[BEGIN]

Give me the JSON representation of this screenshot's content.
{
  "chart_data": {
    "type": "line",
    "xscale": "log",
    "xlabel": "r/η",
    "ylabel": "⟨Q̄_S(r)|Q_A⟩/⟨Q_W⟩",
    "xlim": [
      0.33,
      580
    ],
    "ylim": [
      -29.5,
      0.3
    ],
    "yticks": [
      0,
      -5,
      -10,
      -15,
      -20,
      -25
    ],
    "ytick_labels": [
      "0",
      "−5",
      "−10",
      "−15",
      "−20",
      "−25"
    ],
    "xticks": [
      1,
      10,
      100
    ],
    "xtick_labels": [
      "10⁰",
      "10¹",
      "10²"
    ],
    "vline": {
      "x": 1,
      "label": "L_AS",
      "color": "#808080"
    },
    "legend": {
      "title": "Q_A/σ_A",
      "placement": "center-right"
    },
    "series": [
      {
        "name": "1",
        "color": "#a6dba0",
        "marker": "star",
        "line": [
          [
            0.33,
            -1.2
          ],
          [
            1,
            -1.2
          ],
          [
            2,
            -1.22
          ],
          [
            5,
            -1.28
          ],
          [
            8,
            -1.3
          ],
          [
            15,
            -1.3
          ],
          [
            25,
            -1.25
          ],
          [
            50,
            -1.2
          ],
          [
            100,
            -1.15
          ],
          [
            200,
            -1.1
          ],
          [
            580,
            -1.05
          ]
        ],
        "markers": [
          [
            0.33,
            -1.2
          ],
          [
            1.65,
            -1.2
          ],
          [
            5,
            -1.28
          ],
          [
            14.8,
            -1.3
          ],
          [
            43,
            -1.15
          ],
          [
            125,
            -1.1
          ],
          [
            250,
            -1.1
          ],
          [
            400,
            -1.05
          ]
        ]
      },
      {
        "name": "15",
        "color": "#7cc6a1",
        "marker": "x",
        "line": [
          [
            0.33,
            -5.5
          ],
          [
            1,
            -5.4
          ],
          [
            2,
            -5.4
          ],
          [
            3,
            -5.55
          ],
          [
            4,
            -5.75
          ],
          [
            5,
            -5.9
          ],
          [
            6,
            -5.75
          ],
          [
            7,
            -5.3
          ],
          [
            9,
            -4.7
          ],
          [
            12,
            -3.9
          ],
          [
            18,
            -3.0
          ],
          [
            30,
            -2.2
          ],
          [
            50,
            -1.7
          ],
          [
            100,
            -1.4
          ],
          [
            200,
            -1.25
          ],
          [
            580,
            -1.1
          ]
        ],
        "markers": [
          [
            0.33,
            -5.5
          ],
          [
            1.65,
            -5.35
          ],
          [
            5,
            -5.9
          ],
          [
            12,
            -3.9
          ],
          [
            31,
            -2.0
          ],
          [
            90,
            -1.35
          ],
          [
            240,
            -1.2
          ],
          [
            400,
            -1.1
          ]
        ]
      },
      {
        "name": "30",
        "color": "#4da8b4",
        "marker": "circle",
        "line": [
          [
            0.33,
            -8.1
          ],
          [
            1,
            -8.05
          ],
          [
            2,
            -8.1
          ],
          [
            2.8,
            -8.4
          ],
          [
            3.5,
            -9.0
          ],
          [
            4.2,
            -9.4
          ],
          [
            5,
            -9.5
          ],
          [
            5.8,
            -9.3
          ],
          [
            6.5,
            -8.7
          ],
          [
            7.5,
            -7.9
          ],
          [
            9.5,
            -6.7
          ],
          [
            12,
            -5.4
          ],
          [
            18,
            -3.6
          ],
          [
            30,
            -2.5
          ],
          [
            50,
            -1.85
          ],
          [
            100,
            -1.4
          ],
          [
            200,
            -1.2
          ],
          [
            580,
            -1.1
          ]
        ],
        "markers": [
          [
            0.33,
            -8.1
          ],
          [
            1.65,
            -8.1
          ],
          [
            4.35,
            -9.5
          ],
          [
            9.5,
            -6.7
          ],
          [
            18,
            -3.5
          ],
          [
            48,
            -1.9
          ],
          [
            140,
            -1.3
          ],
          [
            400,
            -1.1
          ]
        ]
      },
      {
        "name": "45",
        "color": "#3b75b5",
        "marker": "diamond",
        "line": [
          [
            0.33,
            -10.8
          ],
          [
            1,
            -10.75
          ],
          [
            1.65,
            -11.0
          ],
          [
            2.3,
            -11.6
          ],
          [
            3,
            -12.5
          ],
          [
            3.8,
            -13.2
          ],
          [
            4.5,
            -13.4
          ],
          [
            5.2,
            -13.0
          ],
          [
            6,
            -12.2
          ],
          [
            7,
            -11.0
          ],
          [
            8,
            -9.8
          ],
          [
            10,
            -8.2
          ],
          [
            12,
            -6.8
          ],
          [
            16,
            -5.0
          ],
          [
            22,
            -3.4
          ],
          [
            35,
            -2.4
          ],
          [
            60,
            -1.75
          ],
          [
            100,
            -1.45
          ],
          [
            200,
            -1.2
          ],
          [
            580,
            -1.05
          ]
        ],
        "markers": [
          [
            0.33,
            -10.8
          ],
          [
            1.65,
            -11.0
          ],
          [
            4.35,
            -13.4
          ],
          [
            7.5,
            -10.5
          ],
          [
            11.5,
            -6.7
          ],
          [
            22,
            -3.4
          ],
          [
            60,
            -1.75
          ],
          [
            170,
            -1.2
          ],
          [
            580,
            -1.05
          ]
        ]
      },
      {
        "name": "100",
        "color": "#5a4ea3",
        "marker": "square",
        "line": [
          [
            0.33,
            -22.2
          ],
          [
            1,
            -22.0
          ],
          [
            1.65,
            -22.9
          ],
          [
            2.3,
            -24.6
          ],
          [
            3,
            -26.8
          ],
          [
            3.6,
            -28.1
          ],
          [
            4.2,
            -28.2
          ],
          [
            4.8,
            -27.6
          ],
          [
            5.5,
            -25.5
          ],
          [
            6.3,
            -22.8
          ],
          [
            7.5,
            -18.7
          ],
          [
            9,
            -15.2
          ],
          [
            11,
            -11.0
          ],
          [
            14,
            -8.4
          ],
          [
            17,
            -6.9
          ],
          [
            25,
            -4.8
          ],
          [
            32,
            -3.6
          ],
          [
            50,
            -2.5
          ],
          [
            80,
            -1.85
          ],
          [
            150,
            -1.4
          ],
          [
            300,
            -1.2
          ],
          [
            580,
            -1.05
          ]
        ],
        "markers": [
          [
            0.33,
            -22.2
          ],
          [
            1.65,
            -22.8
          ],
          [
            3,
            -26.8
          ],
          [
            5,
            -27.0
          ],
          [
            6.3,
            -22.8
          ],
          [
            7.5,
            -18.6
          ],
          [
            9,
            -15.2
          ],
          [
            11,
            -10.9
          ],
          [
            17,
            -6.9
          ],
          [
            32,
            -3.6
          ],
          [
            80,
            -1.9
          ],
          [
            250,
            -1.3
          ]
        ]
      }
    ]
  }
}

[END]

Task: Find every line in the records above that contains the word "color", and copy each one.

Task response:
      "color": "#808080"
        "color": "#a6dba0",
        "color": "#7cc6a1",
        "color": "#4da8b4",
        "color": "#3b75b5",
        "color": "#5a4ea3",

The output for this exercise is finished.